Work to be completed: Your task is to repeat the entries word for word while leaving out the pictures.

## Begin Records provided

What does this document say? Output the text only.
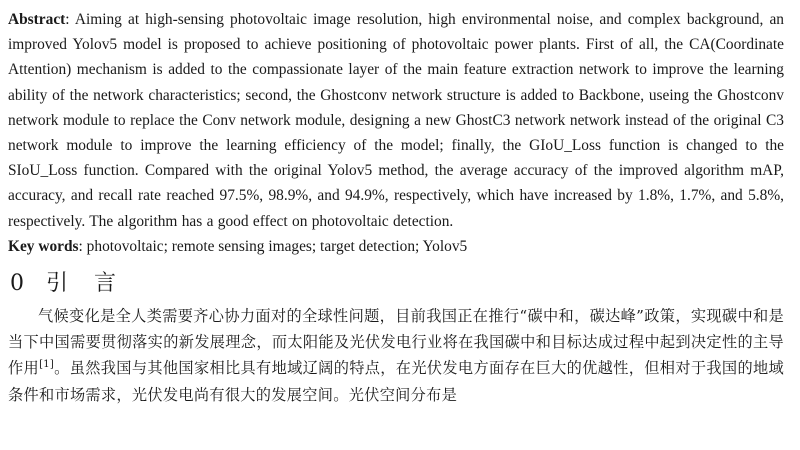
Abstract: Aiming at high-sensing photovoltaic image resolution, high environmental noise, and complex background, an improved Yolov5 model is proposed to achieve positioning of photovoltaic power plants. First of all, the CA(Coordinate Attention) mechanism is added to the compassionate layer of the main feature extraction network to improve the learning ability of the network characteristics; second, the Ghostconv network structure is added to Backbone, useing the Ghostconv network module to replace the Conv network module, designing a new GhostC3 network network instead of the original C3 network module to improve the learning efficiency of the model; finally, the GIoU_Loss function is changed to the SIoU_Loss function. Compared with the original Yolov5 method, the average accuracy of the improved algorithm mAP, accuracy, and recall rate reached 97.5%, 98.9%, and 94.9%, respectively, which have increased by 1.8%, 1.7%, and 5.8%, respectively. The algorithm has a good effect on photovoltaic detection.

Key words: photovoltaic; remote sensing images; target detection; Yolov5

0 引言

气候变化是全人类需要齐心协力面对的全球性问题，目前我国正在推行“碳中和，碳达峰”政策，实现碳中和是当下中国需要贯彻落实的新发展理念，而太阳能及光伏发电行业将在我国碳中和目标达成过程中起到决定性的主导作用[1]。虽然我国与其他国家相比具有地域辽阔的特点，在光伏发电方面存在巨大的优越性，但相对于我国的地域条件和市场需求，光伏发电尚有很大的发展空间。光伏空间分布是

## End Records provided

Written answer:
What does this document say? Output the text only.
Abstract: Aiming at high-sensing photovoltaic image resolution, high environmental noise, and complex background, an improved Yolov5 model is proposed to achieve positioning of photovoltaic power plants. First of all, the CA(Coordinate Attention) mechanism is added to the compassionate layer of the main feature extraction network to improve the learning ability of the network characteristics; second, the Ghostconv network structure is added to Backbone, useing the Ghostconv network module to replace the Conv network module, designing a new GhostC3 network network instead of the original C3 network module to improve the learning efficiency of the model; finally, the GIoU_Loss function is changed to the SIoU_Loss function. Compared with the original Yolov5 method, the average accuracy of the improved algorithm mAP, accuracy, and recall rate reached 97.5%, 98.9%, and 94.9%, respectively, which have increased by 1.8%, 1.7%, and 5.8%, respectively. The algorithm has a good effect on photovoltaic detection.

Key words: photovoltaic; remote sensing images; target detection; Yolov5

0 引言

气候变化是全人类需要齐心协力面对的全球性问题，目前我国正在推行“碳中和，碳达峰”政策，实现碳中和是当下中国需要贯彻落实的新发展理念，而太阳能及光伏发电行业将在我国碳中和目标达成过程中起到决定性的主导作用[1]。虽然我国与其他国家相比具有地域辽阔的特点，在光伏发电方面存在巨大的优越性，但相对于我国的地域条件和市场需求，光伏发电尚有很大的发展空间。光伏空间分布是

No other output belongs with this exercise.